# [What is asked]
The records that follow must be reproduced in full, exactly as written.

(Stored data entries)
▼▼▼
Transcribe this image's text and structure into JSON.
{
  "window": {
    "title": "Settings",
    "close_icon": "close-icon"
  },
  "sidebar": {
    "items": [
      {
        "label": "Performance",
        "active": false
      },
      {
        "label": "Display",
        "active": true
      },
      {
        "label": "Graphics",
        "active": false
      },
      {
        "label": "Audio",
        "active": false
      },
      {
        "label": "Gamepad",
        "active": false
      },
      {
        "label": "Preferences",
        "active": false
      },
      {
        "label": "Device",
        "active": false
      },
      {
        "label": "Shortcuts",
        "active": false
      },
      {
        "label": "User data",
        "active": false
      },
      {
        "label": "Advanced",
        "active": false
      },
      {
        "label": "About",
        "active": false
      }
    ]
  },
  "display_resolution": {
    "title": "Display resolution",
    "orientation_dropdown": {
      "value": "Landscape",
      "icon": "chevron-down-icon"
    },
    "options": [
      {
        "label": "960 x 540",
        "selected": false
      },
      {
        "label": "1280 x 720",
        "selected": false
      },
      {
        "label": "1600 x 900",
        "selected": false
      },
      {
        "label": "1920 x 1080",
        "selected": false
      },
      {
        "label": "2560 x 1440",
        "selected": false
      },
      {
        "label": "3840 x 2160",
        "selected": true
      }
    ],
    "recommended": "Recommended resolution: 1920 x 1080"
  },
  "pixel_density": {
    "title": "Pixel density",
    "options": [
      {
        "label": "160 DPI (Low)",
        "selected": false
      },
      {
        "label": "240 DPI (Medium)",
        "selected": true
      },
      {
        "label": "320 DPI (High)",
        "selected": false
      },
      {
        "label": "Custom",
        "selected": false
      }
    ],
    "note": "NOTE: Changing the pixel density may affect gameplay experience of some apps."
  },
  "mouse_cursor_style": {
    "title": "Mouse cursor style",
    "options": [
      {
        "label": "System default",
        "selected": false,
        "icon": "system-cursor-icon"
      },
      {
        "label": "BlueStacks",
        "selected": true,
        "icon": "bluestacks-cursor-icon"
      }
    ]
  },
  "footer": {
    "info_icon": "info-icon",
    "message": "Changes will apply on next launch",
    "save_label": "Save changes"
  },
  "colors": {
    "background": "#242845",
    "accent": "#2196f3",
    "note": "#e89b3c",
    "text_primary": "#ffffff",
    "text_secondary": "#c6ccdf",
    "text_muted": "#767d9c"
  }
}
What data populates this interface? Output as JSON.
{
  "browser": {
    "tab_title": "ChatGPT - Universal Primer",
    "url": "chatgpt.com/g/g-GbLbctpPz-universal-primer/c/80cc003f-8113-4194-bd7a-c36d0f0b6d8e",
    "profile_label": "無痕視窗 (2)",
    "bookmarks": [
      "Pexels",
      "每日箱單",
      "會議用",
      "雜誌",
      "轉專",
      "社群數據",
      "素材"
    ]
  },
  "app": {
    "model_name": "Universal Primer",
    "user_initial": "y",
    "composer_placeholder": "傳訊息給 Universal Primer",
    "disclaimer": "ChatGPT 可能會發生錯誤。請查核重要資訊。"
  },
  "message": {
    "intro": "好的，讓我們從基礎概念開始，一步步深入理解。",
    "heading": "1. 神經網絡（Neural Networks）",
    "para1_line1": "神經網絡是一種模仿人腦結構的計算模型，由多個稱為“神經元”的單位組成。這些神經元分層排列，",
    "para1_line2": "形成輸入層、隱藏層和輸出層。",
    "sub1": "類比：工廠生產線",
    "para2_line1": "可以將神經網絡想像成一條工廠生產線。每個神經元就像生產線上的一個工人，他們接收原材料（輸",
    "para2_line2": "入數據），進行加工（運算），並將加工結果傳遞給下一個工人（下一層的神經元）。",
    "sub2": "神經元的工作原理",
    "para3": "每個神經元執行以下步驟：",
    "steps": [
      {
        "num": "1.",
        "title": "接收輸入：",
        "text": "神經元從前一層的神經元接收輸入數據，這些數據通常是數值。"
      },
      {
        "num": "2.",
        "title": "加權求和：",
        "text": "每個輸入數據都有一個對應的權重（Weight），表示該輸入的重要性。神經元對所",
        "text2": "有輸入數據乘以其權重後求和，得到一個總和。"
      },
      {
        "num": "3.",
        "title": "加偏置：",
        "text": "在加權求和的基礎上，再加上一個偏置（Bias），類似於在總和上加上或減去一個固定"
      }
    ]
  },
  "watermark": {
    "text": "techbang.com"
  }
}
▲▲▲
# [Result]
Transcribe this image's text and structure into JSON.
{
  "window": {
    "title": "Settings",
    "close_icon": "close-icon"
  },
  "sidebar": {
    "items": [
      {
        "label": "Performance",
        "active": false
      },
      {
        "label": "Display",
        "active": true
      },
      {
        "label": "Graphics",
        "active": false
      },
      {
        "label": "Audio",
        "active": false
      },
      {
        "label": "Gamepad",
        "active": false
      },
      {
        "label": "Preferences",
        "active": false
      },
      {
        "label": "Device",
        "active": false
      },
      {
        "label": "Shortcuts",
        "active": false
      },
      {
        "label": "User data",
        "active": false
      },
      {
        "label": "Advanced",
        "active": false
      },
      {
        "label": "About",
        "active": false
      }
    ]
  },
  "display_resolution": {
    "title": "Display resolution",
    "orientation_dropdown": {
      "value": "Landscape",
      "icon": "chevron-down-icon"
    },
    "options": [
      {
        "label": "960 x 540",
        "selected": false
      },
      {
        "label": "1280 x 720",
        "selected": false
      },
      {
        "label": "1600 x 900",
        "selected": false
      },
      {
        "label": "1920 x 1080",
        "selected": false
      },
      {
        "label": "2560 x 1440",
        "selected": false
      },
      {
        "label": "3840 x 2160",
        "selected": true
      }
    ],
    "recommended": "Recommended resolution: 1920 x 1080"
  },
  "pixel_density": {
    "title": "Pixel density",
    "options": [
      {
        "label": "160 DPI (Low)",
        "selected": false
      },
      {
        "label": "240 DPI (Medium)",
        "selected": true
      },
      {
        "label": "320 DPI (High)",
        "selected": false
      },
      {
        "label": "Custom",
        "selected": false
      }
    ],
    "note": "NOTE: Changing the pixel density may affect gameplay experience of some apps."
  },
  "mouse_cursor_style": {
    "title": "Mouse cursor style",
    "options": [
      {
        "label": "System default",
        "selected": false,
        "icon": "system-cursor-icon"
      },
      {
        "label": "BlueStacks",
        "selected": true,
        "icon": "bluestacks-cursor-icon"
      }
    ]
  },
  "footer": {
    "info_icon": "info-icon",
    "message": "Changes will apply on next launch",
    "save_label": "Save changes"
  },
  "colors": {
    "background": "#242845",
    "accent": "#2196f3",
    "note": "#e89b3c",
    "text_primary": "#ffffff",
    "text_secondary": "#c6ccdf",
    "text_muted": "#767d9c"
  }
}
What data populates this interface? Output as JSON.
{
  "browser": {
    "tab_title": "ChatGPT - Universal Primer",
    "url": "chatgpt.com/g/g-GbLbctpPz-universal-primer/c/80cc003f-8113-4194-bd7a-c36d0f0b6d8e",
    "profile_label": "無痕視窗 (2)",
    "bookmarks": [
      "Pexels",
      "每日箱單",
      "會議用",
      "雜誌",
      "轉專",
      "社群數據",
      "素材"
    ]
  },
  "app": {
    "model_name": "Universal Primer",
    "user_initial": "y",
    "composer_placeholder": "傳訊息給 Universal Primer",
    "disclaimer": "ChatGPT 可能會發生錯誤。請查核重要資訊。"
  },
  "message": {
    "intro": "好的，讓我們從基礎概念開始，一步步深入理解。",
    "heading": "1. 神經網絡（Neural Networks）",
    "para1_line1": "神經網絡是一種模仿人腦結構的計算模型，由多個稱為“神經元”的單位組成。這些神經元分層排列，",
    "para1_line2": "形成輸入層、隱藏層和輸出層。",
    "sub1": "類比：工廠生產線",
    "para2_line1": "可以將神經網絡想像成一條工廠生產線。每個神經元就像生產線上的一個工人，他們接收原材料（輸",
    "para2_line2": "入數據），進行加工（運算），並將加工結果傳遞給下一個工人（下一層的神經元）。",
    "sub2": "神經元的工作原理",
    "para3": "每個神經元執行以下步驟：",
    "steps": [
      {
        "num": "1.",
        "title": "接收輸入：",
        "text": "神經元從前一層的神經元接收輸入數據，這些數據通常是數值。"
      },
      {
        "num": "2.",
        "title": "加權求和：",
        "text": "每個輸入數據都有一個對應的權重（Weight），表示該輸入的重要性。神經元對所",
        "text2": "有輸入數據乘以其權重後求和，得到一個總和。"
      },
      {
        "num": "3.",
        "title": "加偏置：",
        "text": "在加權求和的基礎上，再加上一個偏置（Bias），類似於在總和上加上或減去一個固定"
      }
    ]
  },
  "watermark": {
    "text": "techbang.com"
  }
}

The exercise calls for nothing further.